Stored data entries:
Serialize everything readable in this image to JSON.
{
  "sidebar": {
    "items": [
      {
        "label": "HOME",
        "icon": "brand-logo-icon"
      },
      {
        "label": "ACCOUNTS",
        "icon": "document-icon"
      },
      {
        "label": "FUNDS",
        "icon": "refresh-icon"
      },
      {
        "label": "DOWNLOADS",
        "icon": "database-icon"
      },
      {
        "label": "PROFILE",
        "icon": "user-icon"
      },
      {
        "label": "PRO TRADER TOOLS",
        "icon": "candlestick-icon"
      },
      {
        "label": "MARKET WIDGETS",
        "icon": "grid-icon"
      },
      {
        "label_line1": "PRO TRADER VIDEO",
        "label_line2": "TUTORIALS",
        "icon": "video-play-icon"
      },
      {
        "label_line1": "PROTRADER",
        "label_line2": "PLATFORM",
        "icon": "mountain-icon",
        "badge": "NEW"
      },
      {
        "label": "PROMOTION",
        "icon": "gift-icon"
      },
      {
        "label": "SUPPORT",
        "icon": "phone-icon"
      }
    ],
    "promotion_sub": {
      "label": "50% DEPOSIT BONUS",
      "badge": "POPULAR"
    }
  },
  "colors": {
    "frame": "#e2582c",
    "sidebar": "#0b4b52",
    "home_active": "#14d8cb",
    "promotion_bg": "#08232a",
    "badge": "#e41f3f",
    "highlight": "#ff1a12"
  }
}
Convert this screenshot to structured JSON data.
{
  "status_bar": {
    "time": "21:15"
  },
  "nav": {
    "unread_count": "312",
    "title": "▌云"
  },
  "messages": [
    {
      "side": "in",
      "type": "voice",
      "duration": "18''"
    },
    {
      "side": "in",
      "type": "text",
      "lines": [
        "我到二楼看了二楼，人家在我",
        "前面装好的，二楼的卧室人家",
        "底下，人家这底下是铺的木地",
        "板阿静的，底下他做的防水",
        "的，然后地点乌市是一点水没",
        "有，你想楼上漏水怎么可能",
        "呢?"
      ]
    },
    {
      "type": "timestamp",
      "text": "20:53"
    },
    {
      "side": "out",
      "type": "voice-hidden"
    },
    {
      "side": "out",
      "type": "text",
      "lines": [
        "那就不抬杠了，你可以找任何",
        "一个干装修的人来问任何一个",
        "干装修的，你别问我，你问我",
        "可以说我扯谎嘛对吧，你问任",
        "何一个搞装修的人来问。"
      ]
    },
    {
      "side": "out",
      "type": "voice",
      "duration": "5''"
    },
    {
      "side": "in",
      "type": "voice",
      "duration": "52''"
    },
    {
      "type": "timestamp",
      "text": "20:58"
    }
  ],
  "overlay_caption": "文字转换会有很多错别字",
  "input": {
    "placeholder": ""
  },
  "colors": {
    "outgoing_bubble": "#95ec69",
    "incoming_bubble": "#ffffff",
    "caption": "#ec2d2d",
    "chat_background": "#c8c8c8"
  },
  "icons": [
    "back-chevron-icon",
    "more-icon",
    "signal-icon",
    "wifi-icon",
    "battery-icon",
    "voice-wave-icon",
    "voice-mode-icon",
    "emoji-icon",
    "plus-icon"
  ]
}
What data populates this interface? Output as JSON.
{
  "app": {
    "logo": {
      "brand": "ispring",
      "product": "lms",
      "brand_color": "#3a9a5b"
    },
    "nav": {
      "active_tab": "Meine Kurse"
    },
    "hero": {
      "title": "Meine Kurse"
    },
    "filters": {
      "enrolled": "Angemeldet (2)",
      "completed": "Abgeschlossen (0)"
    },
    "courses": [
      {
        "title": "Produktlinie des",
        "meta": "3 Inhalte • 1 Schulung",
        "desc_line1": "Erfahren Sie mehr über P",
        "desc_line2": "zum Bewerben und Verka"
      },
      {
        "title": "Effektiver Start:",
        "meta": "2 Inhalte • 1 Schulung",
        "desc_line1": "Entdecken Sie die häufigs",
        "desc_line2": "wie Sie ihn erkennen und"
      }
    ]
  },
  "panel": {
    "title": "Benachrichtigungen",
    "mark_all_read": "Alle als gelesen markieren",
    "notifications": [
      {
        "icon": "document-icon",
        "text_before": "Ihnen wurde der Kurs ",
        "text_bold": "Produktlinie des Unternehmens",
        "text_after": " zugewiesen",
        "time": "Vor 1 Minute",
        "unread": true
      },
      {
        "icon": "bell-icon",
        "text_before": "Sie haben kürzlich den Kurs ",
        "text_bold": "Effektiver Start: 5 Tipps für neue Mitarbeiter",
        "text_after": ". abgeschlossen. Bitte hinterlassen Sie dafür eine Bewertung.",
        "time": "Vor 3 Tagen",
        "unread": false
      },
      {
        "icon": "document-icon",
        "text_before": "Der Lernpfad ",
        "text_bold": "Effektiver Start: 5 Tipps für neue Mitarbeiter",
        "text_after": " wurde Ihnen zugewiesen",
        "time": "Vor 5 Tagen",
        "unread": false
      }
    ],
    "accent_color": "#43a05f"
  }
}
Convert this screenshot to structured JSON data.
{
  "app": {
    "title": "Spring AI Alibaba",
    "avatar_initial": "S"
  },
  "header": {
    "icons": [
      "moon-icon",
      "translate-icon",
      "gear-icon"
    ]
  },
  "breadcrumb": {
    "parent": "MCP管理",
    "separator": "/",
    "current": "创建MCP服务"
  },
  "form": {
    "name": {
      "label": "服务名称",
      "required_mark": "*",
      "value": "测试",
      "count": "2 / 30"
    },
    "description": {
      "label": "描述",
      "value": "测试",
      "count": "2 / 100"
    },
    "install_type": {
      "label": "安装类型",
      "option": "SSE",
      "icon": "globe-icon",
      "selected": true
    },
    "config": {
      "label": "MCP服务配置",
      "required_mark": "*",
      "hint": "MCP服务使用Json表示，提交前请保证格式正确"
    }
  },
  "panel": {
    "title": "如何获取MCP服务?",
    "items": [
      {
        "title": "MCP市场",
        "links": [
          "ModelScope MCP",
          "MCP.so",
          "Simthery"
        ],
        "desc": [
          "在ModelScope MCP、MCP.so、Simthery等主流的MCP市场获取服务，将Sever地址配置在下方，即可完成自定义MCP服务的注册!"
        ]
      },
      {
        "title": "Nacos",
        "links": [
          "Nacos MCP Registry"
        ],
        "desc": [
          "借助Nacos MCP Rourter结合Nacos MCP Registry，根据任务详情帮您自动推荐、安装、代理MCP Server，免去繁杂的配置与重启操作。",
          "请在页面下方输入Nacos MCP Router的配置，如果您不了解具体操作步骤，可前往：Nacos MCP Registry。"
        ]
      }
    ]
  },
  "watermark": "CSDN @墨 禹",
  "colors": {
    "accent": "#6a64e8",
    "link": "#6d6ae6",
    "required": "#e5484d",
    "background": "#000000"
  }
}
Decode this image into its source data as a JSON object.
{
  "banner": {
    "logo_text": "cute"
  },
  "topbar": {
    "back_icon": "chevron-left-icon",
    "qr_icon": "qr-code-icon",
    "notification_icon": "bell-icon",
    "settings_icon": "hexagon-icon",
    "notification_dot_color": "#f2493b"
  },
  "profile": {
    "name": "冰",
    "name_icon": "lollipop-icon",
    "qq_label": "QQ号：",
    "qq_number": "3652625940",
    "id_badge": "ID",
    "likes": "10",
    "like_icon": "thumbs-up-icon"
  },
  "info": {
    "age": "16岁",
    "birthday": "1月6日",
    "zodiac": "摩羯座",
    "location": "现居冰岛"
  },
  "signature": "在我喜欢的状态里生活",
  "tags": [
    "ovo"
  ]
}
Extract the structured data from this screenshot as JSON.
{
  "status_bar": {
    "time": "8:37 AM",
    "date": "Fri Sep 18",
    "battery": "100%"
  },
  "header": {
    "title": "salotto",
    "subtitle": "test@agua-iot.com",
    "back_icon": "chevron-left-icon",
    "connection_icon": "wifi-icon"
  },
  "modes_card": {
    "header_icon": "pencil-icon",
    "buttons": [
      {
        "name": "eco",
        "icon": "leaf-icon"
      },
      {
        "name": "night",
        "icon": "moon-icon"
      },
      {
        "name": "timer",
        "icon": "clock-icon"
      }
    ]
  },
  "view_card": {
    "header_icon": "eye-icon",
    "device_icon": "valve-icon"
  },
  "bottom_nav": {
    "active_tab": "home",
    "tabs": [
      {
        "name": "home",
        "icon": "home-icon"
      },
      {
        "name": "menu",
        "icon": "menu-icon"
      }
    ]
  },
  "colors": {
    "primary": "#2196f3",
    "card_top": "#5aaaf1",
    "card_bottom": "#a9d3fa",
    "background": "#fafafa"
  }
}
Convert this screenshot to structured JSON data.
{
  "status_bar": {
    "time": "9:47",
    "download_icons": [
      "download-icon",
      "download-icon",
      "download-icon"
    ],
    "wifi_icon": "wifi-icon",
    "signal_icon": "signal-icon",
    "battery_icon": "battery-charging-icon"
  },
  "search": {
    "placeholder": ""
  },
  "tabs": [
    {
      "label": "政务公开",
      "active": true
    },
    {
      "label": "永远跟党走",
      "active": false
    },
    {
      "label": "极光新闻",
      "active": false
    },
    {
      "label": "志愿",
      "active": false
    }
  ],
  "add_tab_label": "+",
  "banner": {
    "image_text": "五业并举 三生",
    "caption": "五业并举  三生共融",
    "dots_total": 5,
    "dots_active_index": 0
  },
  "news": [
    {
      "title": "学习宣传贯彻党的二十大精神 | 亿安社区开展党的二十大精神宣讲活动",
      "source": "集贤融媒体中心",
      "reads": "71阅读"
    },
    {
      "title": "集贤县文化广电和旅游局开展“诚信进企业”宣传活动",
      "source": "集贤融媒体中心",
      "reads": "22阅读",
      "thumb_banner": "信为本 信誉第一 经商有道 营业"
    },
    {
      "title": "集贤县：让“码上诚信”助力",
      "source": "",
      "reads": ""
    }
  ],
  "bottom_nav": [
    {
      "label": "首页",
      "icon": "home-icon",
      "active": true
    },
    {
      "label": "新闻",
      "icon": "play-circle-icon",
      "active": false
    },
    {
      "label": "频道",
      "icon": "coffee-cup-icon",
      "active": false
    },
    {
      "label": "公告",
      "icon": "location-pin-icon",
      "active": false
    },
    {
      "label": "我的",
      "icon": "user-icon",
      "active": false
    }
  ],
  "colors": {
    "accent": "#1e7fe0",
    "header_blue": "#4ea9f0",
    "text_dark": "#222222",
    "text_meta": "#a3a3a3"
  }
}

**What to work on**
Copy all lines of the listing above that contain the string "this".

**Answer to the exercise**
Serialize everything readable in this image to JSON.
Convert this screenshot to structured JSON data.
What data populates this interface? Output as JSON.
Convert this screenshot to structured JSON data.
Decode this image into its source data as a JSON object.
Extract the structured data from this screenshot as JSON.
Convert this screenshot to structured JSON data.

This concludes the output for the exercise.